[Dataset entries]
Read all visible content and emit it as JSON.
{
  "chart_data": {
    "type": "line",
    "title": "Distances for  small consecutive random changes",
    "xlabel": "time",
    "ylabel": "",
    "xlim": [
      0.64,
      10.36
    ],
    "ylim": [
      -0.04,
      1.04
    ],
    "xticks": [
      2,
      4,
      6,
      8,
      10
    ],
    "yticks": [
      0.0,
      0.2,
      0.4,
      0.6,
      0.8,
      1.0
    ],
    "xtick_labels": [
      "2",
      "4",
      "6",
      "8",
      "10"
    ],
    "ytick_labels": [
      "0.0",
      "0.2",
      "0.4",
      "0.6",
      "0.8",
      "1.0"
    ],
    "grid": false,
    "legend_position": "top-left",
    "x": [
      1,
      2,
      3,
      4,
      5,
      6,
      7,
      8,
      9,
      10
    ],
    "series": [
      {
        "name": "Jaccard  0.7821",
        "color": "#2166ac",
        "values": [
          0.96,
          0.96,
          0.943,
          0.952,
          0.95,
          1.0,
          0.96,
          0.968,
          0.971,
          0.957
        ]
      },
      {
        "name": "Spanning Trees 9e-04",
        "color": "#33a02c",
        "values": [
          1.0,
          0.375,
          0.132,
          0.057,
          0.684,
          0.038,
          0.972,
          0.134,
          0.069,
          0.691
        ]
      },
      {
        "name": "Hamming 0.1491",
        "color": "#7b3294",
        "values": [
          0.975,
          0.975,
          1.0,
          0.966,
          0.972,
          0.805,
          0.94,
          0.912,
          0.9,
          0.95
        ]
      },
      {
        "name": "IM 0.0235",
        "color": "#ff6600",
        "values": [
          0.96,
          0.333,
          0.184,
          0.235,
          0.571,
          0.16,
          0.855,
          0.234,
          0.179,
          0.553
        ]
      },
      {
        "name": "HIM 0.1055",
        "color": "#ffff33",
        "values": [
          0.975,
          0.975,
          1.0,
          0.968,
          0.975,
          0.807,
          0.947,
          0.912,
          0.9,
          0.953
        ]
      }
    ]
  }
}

[Set exercise] Look for the word "color" and return every line where it occurs.

[Problem solution]
        "color": "#2166ac",
        "color": "#33a02c",
        "color": "#7b3294",
        "color": "#ff6600",
        "color": "#ffff33",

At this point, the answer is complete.